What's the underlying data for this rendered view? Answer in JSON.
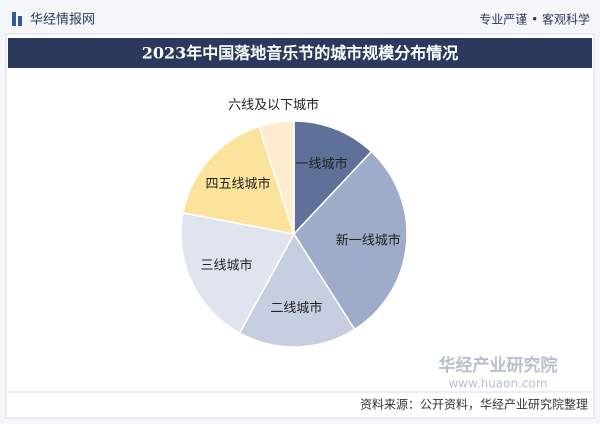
{
  "header": {
    "brand": "华经情报网",
    "slogan": "专业严谨 • 客观科学"
  },
  "chart_data": {
    "type": "pie",
    "title": "2023年中国落地音乐节的城市规模分布情况",
    "categories": [
      "一线城市",
      "新一线城市",
      "二线城市",
      "三线城市",
      "四五线城市",
      "六线及以下城市"
    ],
    "values": [
      12,
      29,
      17,
      20,
      17,
      5
    ],
    "colors": [
      "#5f7198",
      "#9eabc9",
      "#c6cee0",
      "#dfe4ee",
      "#fbe39c",
      "#fdeccf"
    ]
  },
  "footer": {
    "source": "资料来源：公开资料，华经产业研究院整理",
    "watermark_name": "华经产业研究院",
    "watermark_url": "www.huaon.com"
  }
}
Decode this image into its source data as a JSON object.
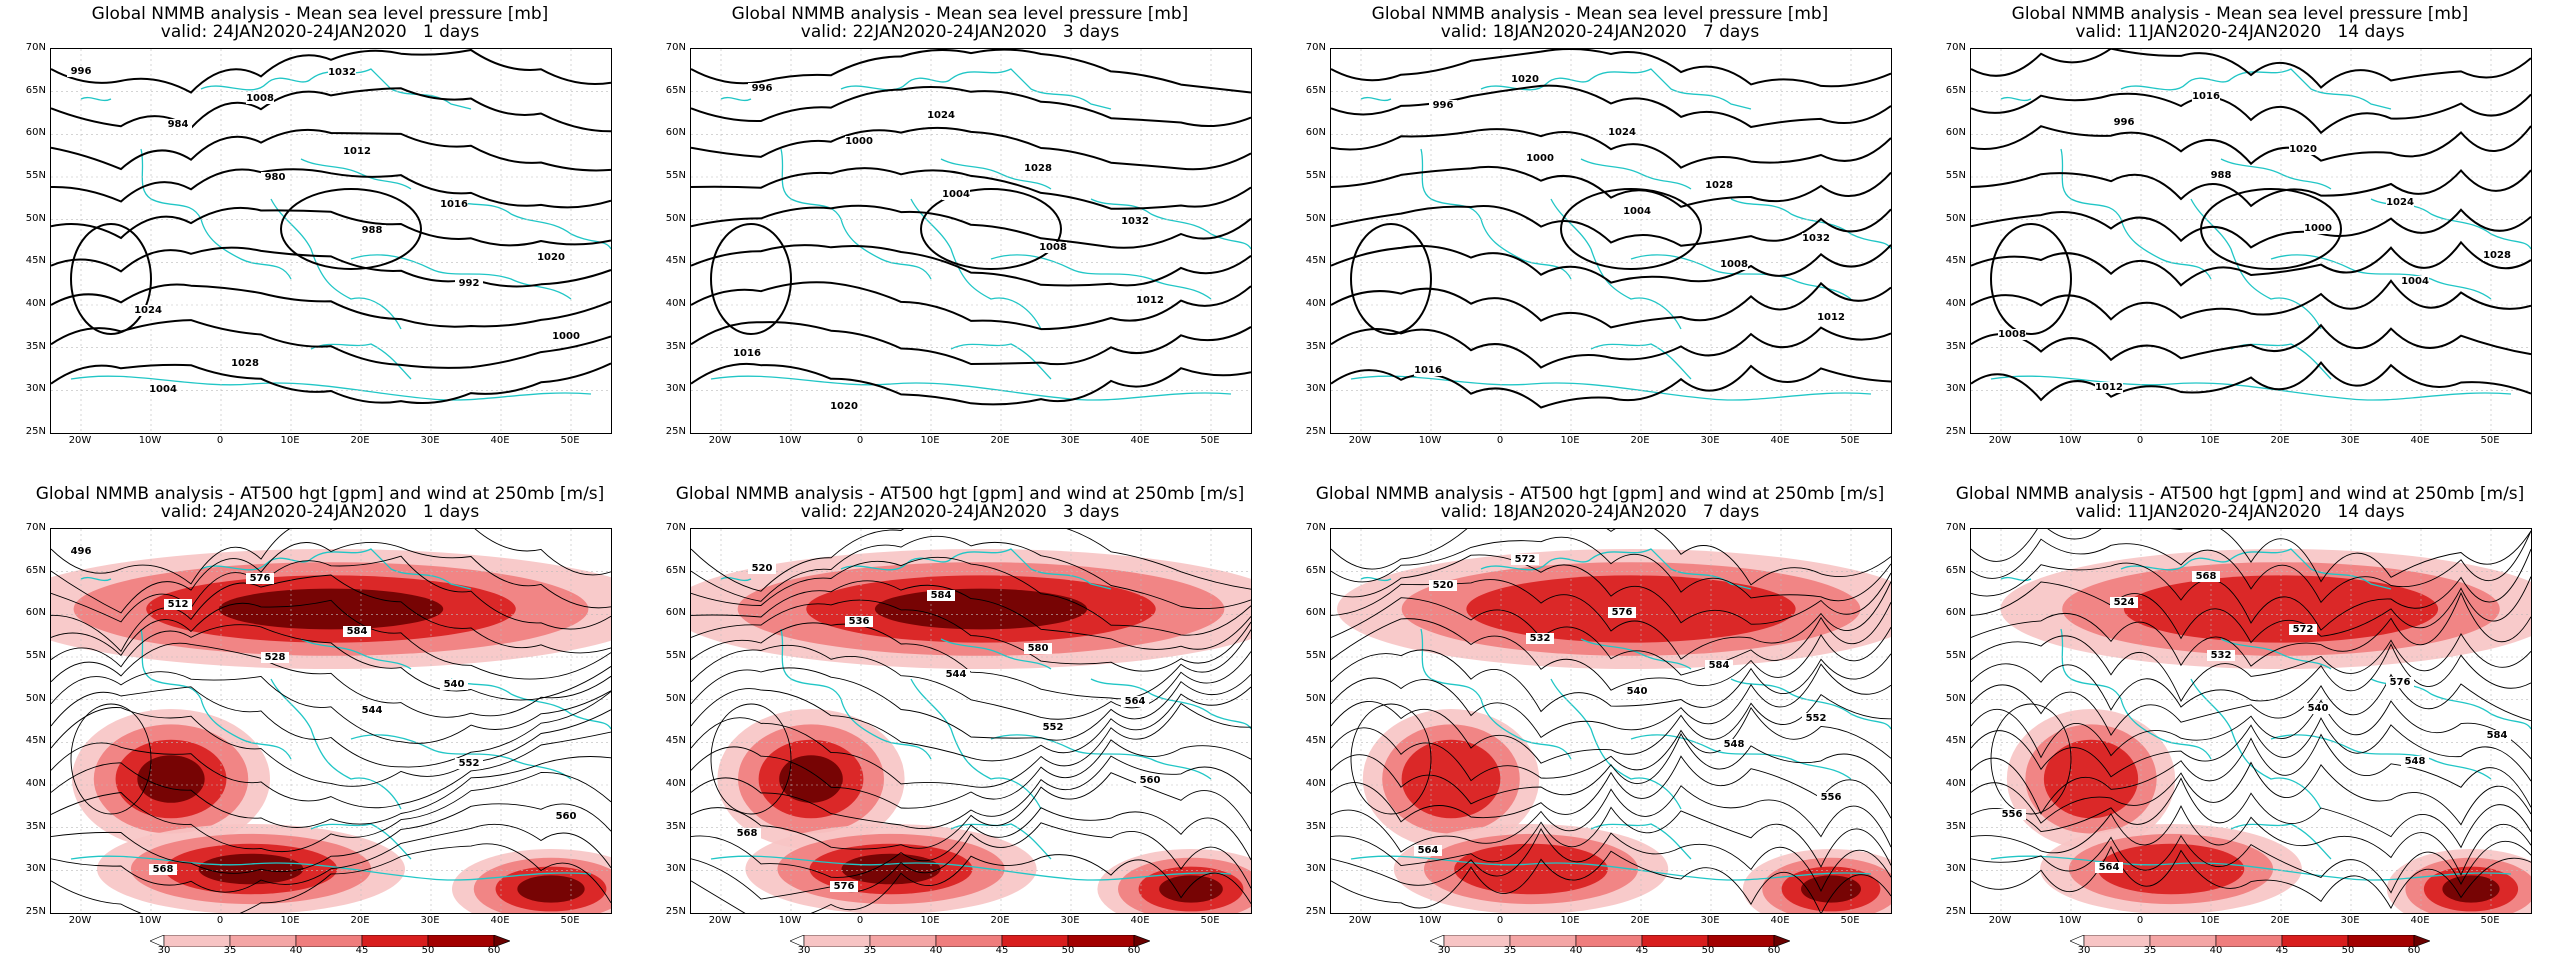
{
  "top_row": [
    {
      "title": "Global NMMB analysis - Mean sea level pressure [mb]",
      "subtitle": "valid: 24JAN2020-24JAN2020   1 days",
      "labels": [
        "996",
        "984",
        "980",
        "988",
        "992",
        "1000",
        "1004",
        "1008",
        "1012",
        "1016",
        "1020",
        "1024",
        "1028",
        "1032"
      ]
    },
    {
      "title": "Global NMMB analysis - Mean sea level pressure [mb]",
      "subtitle": "valid: 22JAN2020-24JAN2020   3 days",
      "labels": [
        "996",
        "1000",
        "1004",
        "1008",
        "1012",
        "1016",
        "1020",
        "1024",
        "1028",
        "1032"
      ]
    },
    {
      "title": "Global NMMB analysis - Mean sea level pressure [mb]",
      "subtitle": "valid: 18JAN2020-24JAN2020   7 days",
      "labels": [
        "996",
        "1000",
        "1004",
        "1008",
        "1012",
        "1016",
        "1020",
        "1024",
        "1028",
        "1032"
      ]
    },
    {
      "title": "Global NMMB analysis - Mean sea level pressure [mb]",
      "subtitle": "valid: 11JAN2020-24JAN2020   14 days",
      "labels": [
        "996",
        "988",
        "1000",
        "1004",
        "1008",
        "1012",
        "1016",
        "1020",
        "1024",
        "1028"
      ]
    }
  ],
  "bottom_row": [
    {
      "title": "Global NMMB analysis - AT500 hgt [gpm] and wind at 250mb [m/s]",
      "subtitle": "valid: 24JAN2020-24JAN2020   1 days",
      "labels": [
        "496",
        "512",
        "528",
        "544",
        "552",
        "560",
        "568",
        "576",
        "584",
        "540"
      ]
    },
    {
      "title": "Global NMMB analysis - AT500 hgt [gpm] and wind at 250mb [m/s]",
      "subtitle": "valid: 22JAN2020-24JAN2020   3 days",
      "labels": [
        "520",
        "536",
        "544",
        "552",
        "560",
        "568",
        "576",
        "584",
        "580",
        "564"
      ]
    },
    {
      "title": "Global NMMB analysis - AT500 hgt [gpm] and wind at 250mb [m/s]",
      "subtitle": "valid: 18JAN2020-24JAN2020   7 days",
      "labels": [
        "520",
        "532",
        "540",
        "548",
        "556",
        "564",
        "572",
        "576",
        "584",
        "552"
      ]
    },
    {
      "title": "Global NMMB analysis - AT500 hgt [gpm] and wind at 250mb [m/s]",
      "subtitle": "valid: 11JAN2020-24JAN2020   14 days",
      "labels": [
        "524",
        "532",
        "540",
        "548",
        "556",
        "564",
        "568",
        "572",
        "576",
        "584"
      ]
    }
  ],
  "lat_labels": [
    "70N",
    "65N",
    "60N",
    "55N",
    "50N",
    "45N",
    "40N",
    "35N",
    "30N",
    "25N"
  ],
  "lon_labels": [
    "20W",
    "10W",
    "0",
    "10E",
    "20E",
    "30E",
    "40E",
    "50E"
  ],
  "colorbar_labels": [
    "30",
    "35",
    "40",
    "45",
    "50",
    "60"
  ],
  "colors": {
    "coast": "#21c6c6",
    "contour": "#000000",
    "wind_light": "#f7c4c4",
    "wind_mid": "#ef7d7d",
    "wind_strong": "#d81e1e",
    "wind_max": "#6b0000"
  }
}
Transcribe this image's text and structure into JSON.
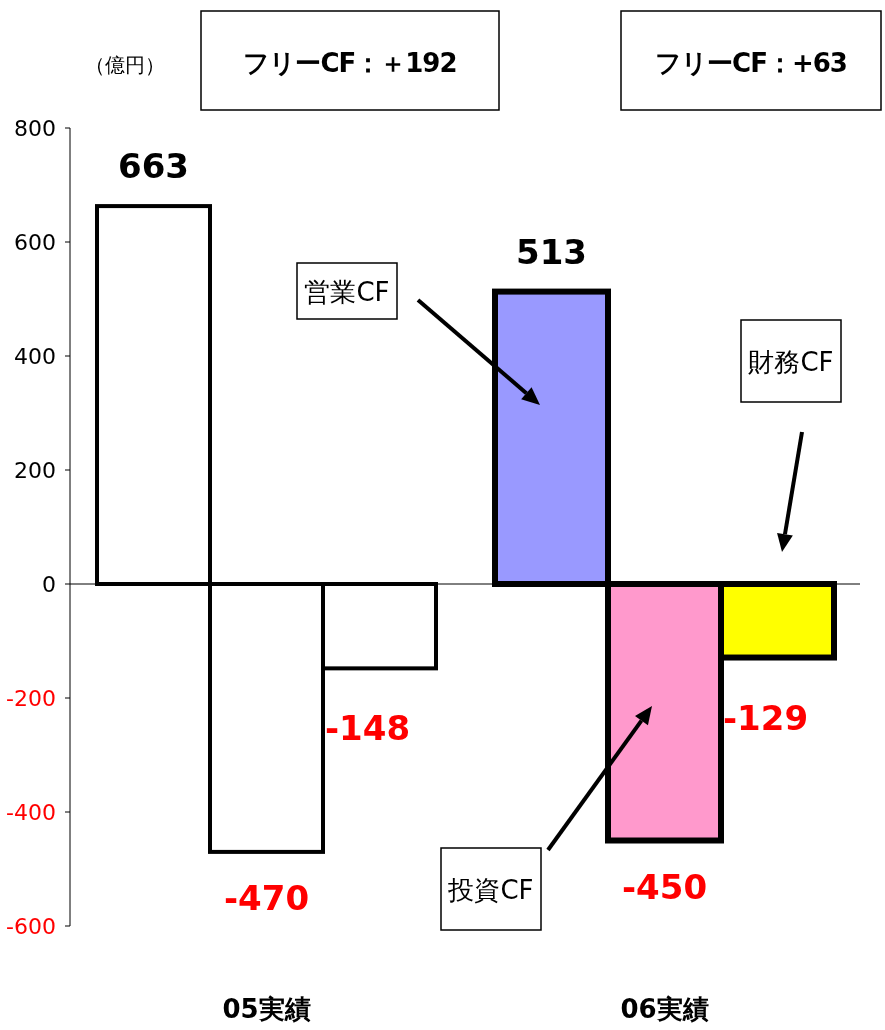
{
  "chart_data": {
    "type": "bar",
    "categories": [
      "05実績",
      "06実績"
    ],
    "series": [
      {
        "name": "営業CF",
        "colors": [
          "#ffffff",
          "#9999ff"
        ],
        "values": [
          663,
          513
        ]
      },
      {
        "name": "投資CF",
        "colors": [
          "#ffffff",
          "#ff99cc"
        ],
        "values": [
          -470,
          -450
        ]
      },
      {
        "name": "財務CF",
        "colors": [
          "#ffffff",
          "#ffff00"
        ],
        "values": [
          -148,
          -129
        ]
      }
    ],
    "ylabel": "（億円）",
    "annotations": [
      "フリーCF：＋192",
      "フリーCF：+63"
    ],
    "ylim": [
      -600,
      800
    ],
    "yticks": [
      -600,
      -400,
      -200,
      0,
      200,
      400,
      600,
      800
    ],
    "data_labels": true
  }
}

Your goal: Leave out all images, then reproduce the entries above exactly.

Answer to this problem:
What's the underlying data for this rendered view? Answer in JSON.
{
  "header": {
    "brand": "华经情报网",
    "slogan": "专业严谨 • 客观科学"
  },
  "chart_data": {
    "type": "pie",
    "title": "2023年中国落地音乐节的城市规模分布情况",
    "categories": [
      "一线城市",
      "新一线城市",
      "二线城市",
      "三线城市",
      "四五线城市",
      "六线及以下城市"
    ],
    "values": [
      12,
      29,
      17,
      20,
      17,
      5
    ],
    "colors": [
      "#5f7198",
      "#9eabc9",
      "#c6cee0",
      "#dfe4ee",
      "#fbe39c",
      "#fdeccf"
    ]
  },
  "footer": {
    "source": "资料来源：公开资料，华经产业研究院整理",
    "watermark_name": "华经产业研究院",
    "watermark_url": "www.huaon.com"
  }
}
Decode this image into its source data as a JSON object.
{
  "top_row": [
    {
      "title": "Global NMMB analysis - Mean sea level pressure [mb]",
      "subtitle": "valid: 24JAN2020-24JAN2020   1 days",
      "labels": [
        "996",
        "984",
        "980",
        "988",
        "992",
        "1000",
        "1004",
        "1008",
        "1012",
        "1016",
        "1020",
        "1024",
        "1028",
        "1032"
      ]
    },
    {
      "title": "Global NMMB analysis - Mean sea level pressure [mb]",
      "subtitle": "valid: 22JAN2020-24JAN2020   3 days",
      "labels": [
        "996",
        "1000",
        "1004",
        "1008",
        "1012",
        "1016",
        "1020",
        "1024",
        "1028",
        "1032"
      ]
    },
    {
      "title": "Global NMMB analysis - Mean sea level pressure [mb]",
      "subtitle": "valid: 18JAN2020-24JAN2020   7 days",
      "labels": [
        "996",
        "1000",
        "1004",
        "1008",
        "1012",
        "1016",
        "1020",
        "1024",
        "1028",
        "1032"
      ]
    },
    {
      "title": "Global NMMB analysis - Mean sea level pressure [mb]",
      "subtitle": "valid: 11JAN2020-24JAN2020   14 days",
      "labels": [
        "996",
        "988",
        "1000",
        "1004",
        "1008",
        "1012",
        "1016",
        "1020",
        "1024",
        "1028"
      ]
    }
  ],
  "bottom_row": [
    {
      "title": "Global NMMB analysis - AT500 hgt [gpm] and wind at 250mb [m/s]",
      "subtitle": "valid: 24JAN2020-24JAN2020   1 days",
      "labels": [
        "496",
        "512",
        "528",
        "544",
        "552",
        "560",
        "568",
        "576",
        "584",
        "540"
      ]
    },
    {
      "title": "Global NMMB analysis - AT500 hgt [gpm] and wind at 250mb [m/s]",
      "subtitle": "valid: 22JAN2020-24JAN2020   3 days",
      "labels": [
        "520",
        "536",
        "544",
        "552",
        "560",
        "568",
        "576",
        "584",
        "580",
        "564"
      ]
    },
    {
      "title": "Global NMMB analysis - AT500 hgt [gpm] and wind at 250mb [m/s]",
      "subtitle": "valid: 18JAN2020-24JAN2020   7 days",
      "labels": [
        "520",
        "532",
        "540",
        "548",
        "556",
        "564",
        "572",
        "576",
        "584",
        "552"
      ]
    },
    {
      "title": "Global NMMB analysis - AT500 hgt [gpm] and wind at 250mb [m/s]",
      "subtitle": "valid: 11JAN2020-24JAN2020   14 days",
      "labels": [
        "524",
        "532",
        "540",
        "548",
        "556",
        "564",
        "568",
        "572",
        "576",
        "584"
      ]
    }
  ],
  "lat_labels": [
    "70N",
    "65N",
    "60N",
    "55N",
    "50N",
    "45N",
    "40N",
    "35N",
    "30N",
    "25N"
  ],
  "lon_labels": [
    "20W",
    "10W",
    "0",
    "10E",
    "20E",
    "30E",
    "40E",
    "50E"
  ],
  "colorbar_labels": [
    "30",
    "35",
    "40",
    "45",
    "50",
    "60"
  ],
  "colors": {
    "coast": "#21c6c6",
    "contour": "#000000",
    "wind_light": "#f7c4c4",
    "wind_mid": "#ef7d7d",
    "wind_strong": "#d81e1e",
    "wind_max": "#6b0000"
  }
}
Transcribe this image's text and structure into JSON.
{
  "chart_data": {
    "type": "bar",
    "categories": [
      "05実績",
      "06実績"
    ],
    "series": [
      {
        "name": "営業CF",
        "colors": [
          "#ffffff",
          "#9999ff"
        ],
        "values": [
          663,
          513
        ]
      },
      {
        "name": "投資CF",
        "colors": [
          "#ffffff",
          "#ff99cc"
        ],
        "values": [
          -470,
          -450
        ]
      },
      {
        "name": "財務CF",
        "colors": [
          "#ffffff",
          "#ffff00"
        ],
        "values": [
          -148,
          -129
        ]
      }
    ],
    "ylabel": "（億円）",
    "annotations": [
      "フリーCF：＋192",
      "フリーCF：+63"
    ],
    "ylim": [
      -600,
      800
    ],
    "yticks": [
      -600,
      -400,
      -200,
      0,
      200,
      400,
      600,
      800
    ],
    "data_labels": true
  }
}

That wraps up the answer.